INSTRUCTIONS FOR THE TASK: Each entry here needs to be set down again exactly, please; pictures are left out.

SUPPLIED MATERIAL:
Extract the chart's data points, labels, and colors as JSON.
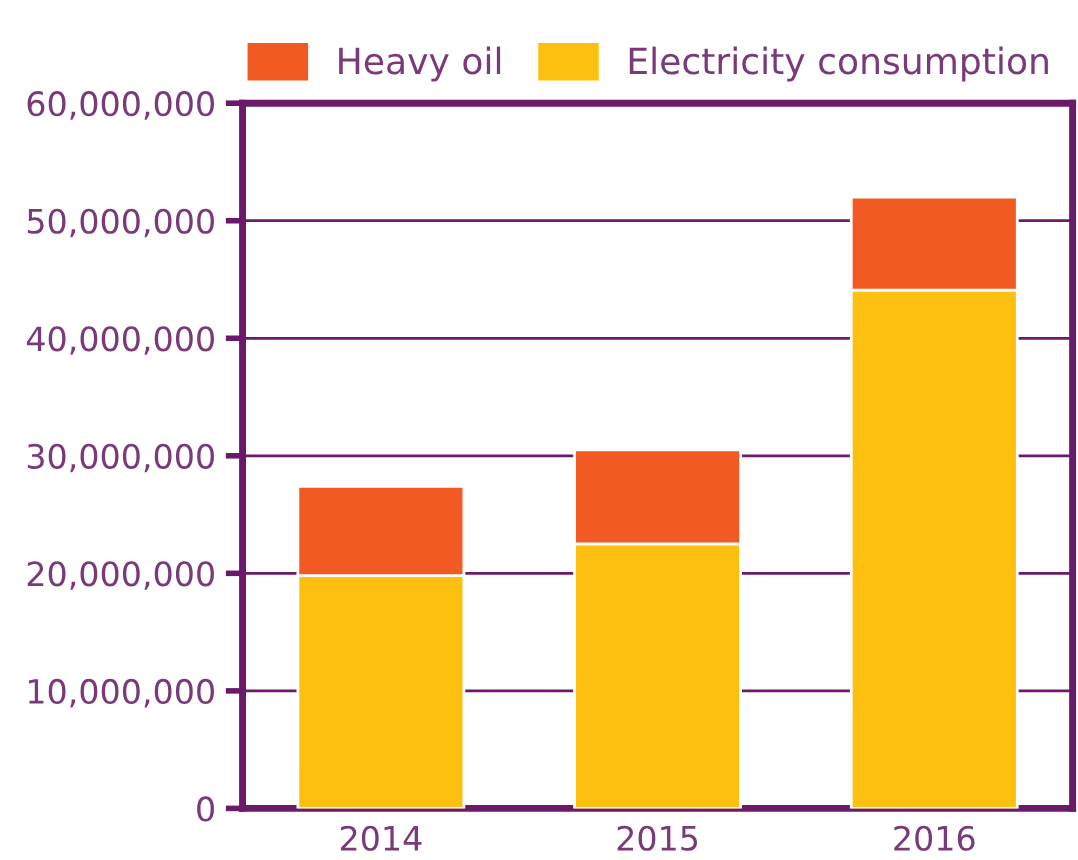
{
  "chart_data": {
    "type": "bar",
    "stacked": true,
    "categories": [
      "2014",
      "2015",
      "2016"
    ],
    "series": [
      {
        "name": "Electricity consumption",
        "color": "#fdc010",
        "values": [
          19800000,
          22500000,
          44100000
        ]
      },
      {
        "name": "Heavy oil",
        "color": "#f15a22",
        "values": [
          7600000,
          8000000,
          7900000
        ]
      }
    ],
    "ylim": [
      0,
      60000000
    ],
    "yticks": [
      0,
      {
        "value": 10000000,
        "label": "10,000,000"
      },
      {
        "value": 20000000,
        "label": "20,000,000"
      },
      {
        "value": 30000000,
        "label": "30,000,000"
      },
      {
        "value": 40000000,
        "label": "40,000,000"
      },
      {
        "value": 50000000,
        "label": "50,000,000"
      },
      {
        "value": 60000000,
        "label": "60,000,000"
      }
    ],
    "grid": "y",
    "legend": "top right"
  }
}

RESPONSE:
Extract the chart's data points, labels, and colors as JSON.
{
  "chart_data": {
    "type": "bar",
    "stacked": true,
    "categories": [
      "2014",
      "2015",
      "2016"
    ],
    "series": [
      {
        "name": "Electricity consumption",
        "color": "#fdc010",
        "values": [
          19800000,
          22500000,
          44100000
        ]
      },
      {
        "name": "Heavy oil",
        "color": "#f15a22",
        "values": [
          7600000,
          8000000,
          7900000
        ]
      }
    ],
    "ylim": [
      0,
      60000000
    ],
    "yticks": [
      0,
      {
        "value": 10000000,
        "label": "10,000,000"
      },
      {
        "value": 20000000,
        "label": "20,000,000"
      },
      {
        "value": 30000000,
        "label": "30,000,000"
      },
      {
        "value": 40000000,
        "label": "40,000,000"
      },
      {
        "value": 50000000,
        "label": "50,000,000"
      },
      {
        "value": 60000000,
        "label": "60,000,000"
      }
    ],
    "grid": "y",
    "legend": "top right"
  }
}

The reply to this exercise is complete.